### YOUR TASKS
A – According to the thread about running games on ARM chips, why does one commenter doubt that x86 to ARM translation is clearly in Valve's wheelhouse?
B – In the thread about running games on ARM chips, list each comment header's username and point count, in order.

### PASSAGE PROVIDED

Highly doubt it, because pretty much all games are compiled for x86, and would require dynamic recompilation, which I'm turn costs performance.

Or... they could perform the recompilation beforehand just like the precompiled shaders. Hmmm.. that would make it pretty viable!

[–] MrScottyTay@sh.itjust.works 3 points 1 year ago (1 children)

I think it's well in valves wheelhouse after proton to do something similar and revolutionise x86 to ARM translation. But at the moment better chips still need to arrive for that too be good enough for a product to built around. Which is why it's the first thing i think of when they say they need technology to advance more before they make a new steam deck.

[–] Chobbes@lemmy.world 2 points 1 year ago (1 children)

x86 to ARM translation is a fairly different problem than what proton solves, so I don’t think it’s clearly in their wheelhouse. Proton / wine is mostly just an implementation of windows libraries on Linux, but doing efficient x86 emulation on arm is a compiler problem. I would guess that Valve could do it or at least hire people to do it, but it’s a bit of a different skill set. Doing x86 efficiently on ARM (particularly with concurrency) also likely involves some extensions to ARM like Apple does with their chips. I haven’t heard if the snapdragon elite chips have anything for x86 compatibility baked in at all. Frankly, I’m treating the snapdragon elite with a fair degree of scepticism until you can actually buy the thing, but I hope it’s good!

[–] MrScottyTay@sh.itjust.works 0 points 1 year ago (1 children)

Then maybe those chips that would help with that process is what they're waiting for then.

[–] Chobbes@lemmy.world 2 points 1 year ago

I don’t think they’re waiting for ARM specifically. If that ends up working out, sure, but if they can get x86 with the right power to performance ratio I doubt they would complain.

### STUDY MATERIAL
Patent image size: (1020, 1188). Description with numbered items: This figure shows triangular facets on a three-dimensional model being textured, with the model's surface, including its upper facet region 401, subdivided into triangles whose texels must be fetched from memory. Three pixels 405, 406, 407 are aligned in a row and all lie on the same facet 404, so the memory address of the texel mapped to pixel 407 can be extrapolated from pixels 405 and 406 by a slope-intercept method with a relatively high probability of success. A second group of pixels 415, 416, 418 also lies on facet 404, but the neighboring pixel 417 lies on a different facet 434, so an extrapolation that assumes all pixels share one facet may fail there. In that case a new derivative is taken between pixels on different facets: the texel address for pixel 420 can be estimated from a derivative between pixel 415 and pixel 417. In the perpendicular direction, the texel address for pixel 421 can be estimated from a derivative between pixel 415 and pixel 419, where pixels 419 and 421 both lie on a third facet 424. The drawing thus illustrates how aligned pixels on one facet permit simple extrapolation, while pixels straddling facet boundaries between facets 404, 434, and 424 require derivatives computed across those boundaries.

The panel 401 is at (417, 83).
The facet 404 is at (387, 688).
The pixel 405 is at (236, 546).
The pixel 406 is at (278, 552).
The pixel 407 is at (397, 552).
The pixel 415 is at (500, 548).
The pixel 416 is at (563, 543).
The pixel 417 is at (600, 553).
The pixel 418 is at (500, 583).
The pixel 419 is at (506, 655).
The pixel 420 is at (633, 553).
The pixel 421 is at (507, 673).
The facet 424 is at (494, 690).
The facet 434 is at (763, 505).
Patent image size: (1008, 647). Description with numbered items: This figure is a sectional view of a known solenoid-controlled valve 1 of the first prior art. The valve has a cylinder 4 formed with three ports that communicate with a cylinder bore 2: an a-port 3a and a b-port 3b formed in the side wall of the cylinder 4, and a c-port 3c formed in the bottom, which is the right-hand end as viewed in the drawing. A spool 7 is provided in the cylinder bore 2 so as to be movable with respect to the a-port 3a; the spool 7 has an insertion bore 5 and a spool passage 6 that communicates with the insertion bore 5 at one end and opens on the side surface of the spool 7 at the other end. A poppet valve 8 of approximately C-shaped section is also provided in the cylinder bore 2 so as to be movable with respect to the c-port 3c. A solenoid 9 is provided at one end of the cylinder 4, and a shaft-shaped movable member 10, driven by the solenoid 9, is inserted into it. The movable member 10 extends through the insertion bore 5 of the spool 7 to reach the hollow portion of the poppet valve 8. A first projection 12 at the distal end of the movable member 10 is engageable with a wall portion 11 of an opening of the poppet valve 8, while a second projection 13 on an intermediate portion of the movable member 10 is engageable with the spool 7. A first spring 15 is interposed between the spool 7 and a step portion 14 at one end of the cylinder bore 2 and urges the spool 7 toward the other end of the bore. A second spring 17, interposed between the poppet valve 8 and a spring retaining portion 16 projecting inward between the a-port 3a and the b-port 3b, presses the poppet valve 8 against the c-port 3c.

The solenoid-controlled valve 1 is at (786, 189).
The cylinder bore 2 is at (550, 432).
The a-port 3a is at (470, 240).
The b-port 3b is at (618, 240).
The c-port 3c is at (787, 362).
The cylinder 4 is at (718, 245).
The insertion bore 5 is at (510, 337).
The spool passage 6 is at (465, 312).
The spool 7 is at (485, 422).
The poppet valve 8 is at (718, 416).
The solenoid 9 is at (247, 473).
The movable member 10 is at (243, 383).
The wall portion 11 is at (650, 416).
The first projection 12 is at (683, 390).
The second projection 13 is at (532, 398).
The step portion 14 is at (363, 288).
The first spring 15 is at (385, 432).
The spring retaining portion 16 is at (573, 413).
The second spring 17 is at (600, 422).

### ANSWERS PROVIDED
A – Proton and Wine mostly implement Windows libraries on Linux, while efficient x86 emulation on ARM is a compiler problem. It therefore calls for a different skill set from what Proton solves.

B –
- MrScottyTay@sh.itjust.works: 3 points
- Chobbes@lemmy.world: 2 points
- MrScottyTay@sh.itjust.works: 0 points
- Chobbes@lemmy.world: 2 points